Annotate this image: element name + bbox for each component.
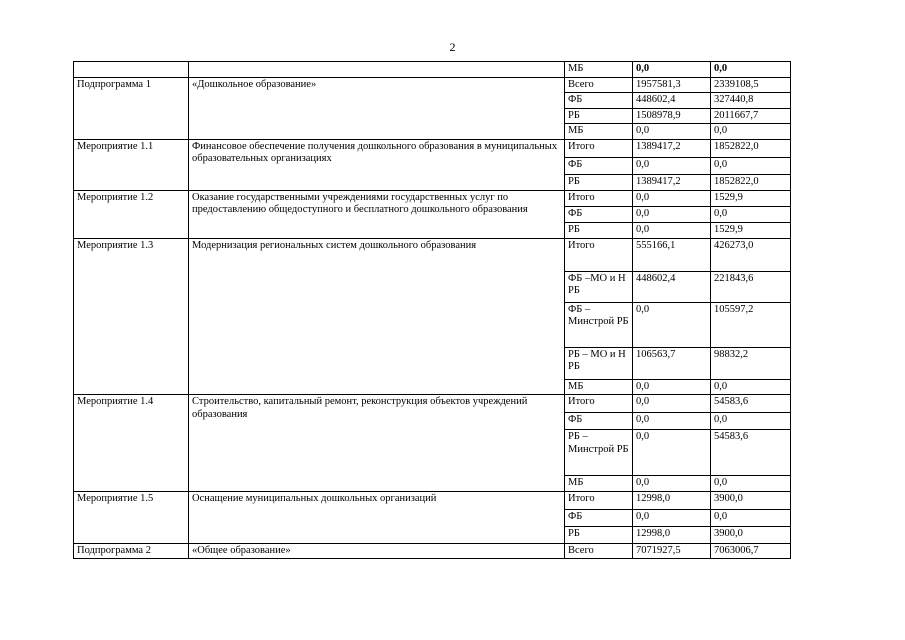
value-year2-cell: 3900,0 (711, 526, 791, 543)
value-year1-cell: 0,0 (633, 509, 711, 526)
value-year2-cell: 54583,6 (711, 430, 791, 476)
value-year1-cell: 1957581,3 (633, 77, 711, 93)
funding-source-cell: РБ – Минстрой РБ (565, 430, 633, 476)
funding-source-cell: ФБ (565, 509, 633, 526)
program-name-cell: «Дошкольное образование» (189, 77, 565, 139)
program-name-cell: Модернизация региональных систем дошкольного образования (189, 238, 565, 395)
program-name-cell: Оснащение муниципальных дошкольных организаций (189, 491, 565, 543)
value-year1-cell: 1508978,9 (633, 108, 711, 124)
funding-source-cell: ФБ – Минстрой РБ (565, 302, 633, 347)
value-year2-cell: 105597,2 (711, 302, 791, 347)
table-row (74, 139, 791, 157)
value-year1-cell: 1389417,2 (633, 139, 711, 157)
value-year2-cell: 426273,0 (711, 238, 791, 271)
table-row (74, 190, 791, 206)
funding-source-cell: Итого (565, 238, 633, 271)
value-year2-cell: 1529,9 (711, 190, 791, 206)
funding-source-cell: ФБ (565, 206, 633, 222)
value-year2-cell: 0,0 (711, 476, 791, 492)
value-year2-cell: 0,0 (711, 124, 791, 140)
table-row (74, 395, 791, 413)
value-year2-cell: 98832,2 (711, 347, 791, 379)
funding-source-cell: ФБ (565, 157, 633, 174)
value-year1-cell: 448602,4 (633, 93, 711, 109)
table-row (74, 62, 791, 78)
value-year2-cell: 1529,9 (711, 222, 791, 238)
value-year1-cell: 12998,0 (633, 526, 711, 543)
value-year1-cell: 448602,4 (633, 271, 711, 302)
program-code-cell: Мероприятие 1.3 (74, 238, 189, 395)
program-name-cell: Оказание государственными учреждениями государственных услуг по предоставлению общедоступного и бесплатного дошкольного образования (189, 190, 565, 238)
funding-source-cell: ФБ (565, 413, 633, 430)
value-year2-cell: 2339108,5 (711, 77, 791, 93)
value-year1-cell: 0,0 (633, 395, 711, 413)
value-year1-cell: 555166,1 (633, 238, 711, 271)
value-year2-cell: 0,0 (711, 157, 791, 174)
program-name-cell: Финансовое обеспечение получения дошкольного образования в муниципальных образовательных организациях (189, 139, 565, 190)
value-year2-cell: 0,0 (711, 413, 791, 430)
funding-source-cell: Всего (565, 77, 633, 93)
value-year1-cell: 12998,0 (633, 491, 711, 509)
value-year2-cell: 1852822,0 (711, 174, 791, 190)
funding-source-cell: Итого (565, 190, 633, 206)
value-year1-cell: 0,0 (633, 190, 711, 206)
funding-source-cell: Итого (565, 395, 633, 413)
value-year1-cell: 0,0 (633, 430, 711, 476)
value-year2-cell: 0,0 (711, 379, 791, 395)
funding-source-cell: Итого (565, 139, 633, 157)
program-name-cell: «Общее образование» (189, 543, 565, 559)
value-year1-cell: 0,0 (633, 379, 711, 395)
funding-source-cell: ФБ –МО и Н РБ (565, 271, 633, 302)
program-name-cell (189, 62, 565, 78)
value-year1-cell: 0,0 (633, 476, 711, 492)
table-row (74, 77, 791, 93)
program-name-cell: Строительство, капитальный ремонт, реконструкция объектов учреждений образования (189, 395, 565, 492)
funding-source-cell: РБ (565, 174, 633, 190)
value-year1-cell: 0,0 (633, 222, 711, 238)
funding-source-cell: МБ (565, 476, 633, 492)
table-row (74, 238, 791, 271)
funding-source-cell: МБ (565, 62, 633, 78)
value-year1-cell: 1389417,2 (633, 174, 711, 190)
funding-source-cell: МБ (565, 124, 633, 140)
value-year2-cell: 7063006,7 (711, 543, 791, 559)
value-year1-cell: 7071927,5 (633, 543, 711, 559)
program-code-cell: Мероприятие 1.4 (74, 395, 189, 492)
value-year2-cell: 221843,6 (711, 271, 791, 302)
funding-source-cell: МБ (565, 379, 633, 395)
funding-source-cell: РБ (565, 222, 633, 238)
funding-source-cell: Итого (565, 491, 633, 509)
program-code-cell: Подпрограмма 2 (74, 543, 189, 559)
funding-source-cell: РБ (565, 526, 633, 543)
value-year2-cell: 0,0 (711, 62, 791, 78)
value-year1-cell: 0,0 (633, 157, 711, 174)
budget-table (73, 61, 791, 559)
program-code-cell: Подпрограмма 1 (74, 77, 189, 139)
value-year2-cell: 0,0 (711, 206, 791, 222)
value-year2-cell: 54583,6 (711, 395, 791, 413)
funding-source-cell: Всего (565, 543, 633, 559)
value-year2-cell: 3900,0 (711, 491, 791, 509)
program-code-cell: Мероприятие 1.5 (74, 491, 189, 543)
funding-source-cell: РБ (565, 108, 633, 124)
value-year2-cell: 327440,8 (711, 93, 791, 109)
page-number: 2 (449, 40, 456, 54)
value-year1-cell: 0,0 (633, 302, 711, 347)
value-year2-cell: 0,0 (711, 509, 791, 526)
value-year1-cell: 0,0 (633, 124, 711, 140)
value-year1-cell: 106563,7 (633, 347, 711, 379)
funding-source-cell: РБ – МО и Н РБ (565, 347, 633, 379)
value-year1-cell: 0,0 (633, 206, 711, 222)
table-row (74, 491, 791, 509)
budget-table-body (74, 62, 791, 559)
program-code-cell: Мероприятие 1.2 (74, 190, 189, 238)
funding-source-cell: ФБ (565, 93, 633, 109)
value-year1-cell: 0,0 (633, 413, 711, 430)
program-code-cell (74, 62, 189, 78)
table-row (74, 543, 791, 559)
value-year2-cell: 1852822,0 (711, 139, 791, 157)
value-year2-cell: 2011667,7 (711, 108, 791, 124)
value-year1-cell: 0,0 (633, 62, 711, 78)
program-code-cell: Мероприятие 1.1 (74, 139, 189, 190)
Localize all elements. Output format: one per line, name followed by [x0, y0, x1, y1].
· · · · ·
과제 요구 사항:
위 기록에서 "муниципальных"라는 단어가 들어 있는 줄을 모두 골라 옮겨 적으시오.

과제 답안:
program-name-cell: Оснащение муниципальных дошкольных организаций (189, 491, 565, 543)
program-name-cell: Финансовое обеспечение получения дошкольного образования в муниципальных образовательных организациях (189, 139, 565, 190)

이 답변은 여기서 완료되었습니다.